**THE EXERCISE:**
In the data below, find each line containing the string "законодательством" and return it.

>> Start

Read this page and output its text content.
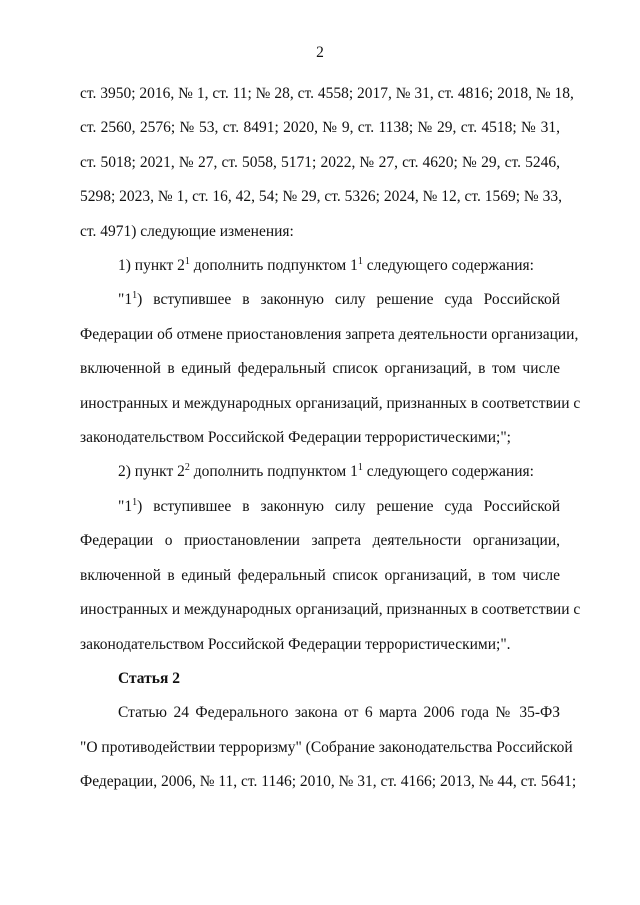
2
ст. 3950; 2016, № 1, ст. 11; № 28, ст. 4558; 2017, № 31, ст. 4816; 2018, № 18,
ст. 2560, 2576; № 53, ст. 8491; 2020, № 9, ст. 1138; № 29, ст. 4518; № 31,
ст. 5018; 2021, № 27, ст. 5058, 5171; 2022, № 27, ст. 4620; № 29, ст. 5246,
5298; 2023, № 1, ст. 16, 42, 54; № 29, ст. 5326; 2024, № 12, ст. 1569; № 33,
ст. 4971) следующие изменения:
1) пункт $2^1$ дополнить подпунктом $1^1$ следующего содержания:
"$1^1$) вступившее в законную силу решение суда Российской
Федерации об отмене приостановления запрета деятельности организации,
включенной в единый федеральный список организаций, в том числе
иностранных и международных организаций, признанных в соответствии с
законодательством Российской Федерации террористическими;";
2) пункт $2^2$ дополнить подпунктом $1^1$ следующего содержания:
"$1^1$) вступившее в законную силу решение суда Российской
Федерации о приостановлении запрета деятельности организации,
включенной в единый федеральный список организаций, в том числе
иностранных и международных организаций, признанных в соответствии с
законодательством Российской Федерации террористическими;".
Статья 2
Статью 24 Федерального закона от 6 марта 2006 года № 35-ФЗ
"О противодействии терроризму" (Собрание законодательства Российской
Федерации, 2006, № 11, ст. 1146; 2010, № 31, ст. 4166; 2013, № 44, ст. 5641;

>> End

**EXPECTED ANSWER:**
законодательством Российской Федерации террористическими;";
законодательством Российской Федерации террористическими;".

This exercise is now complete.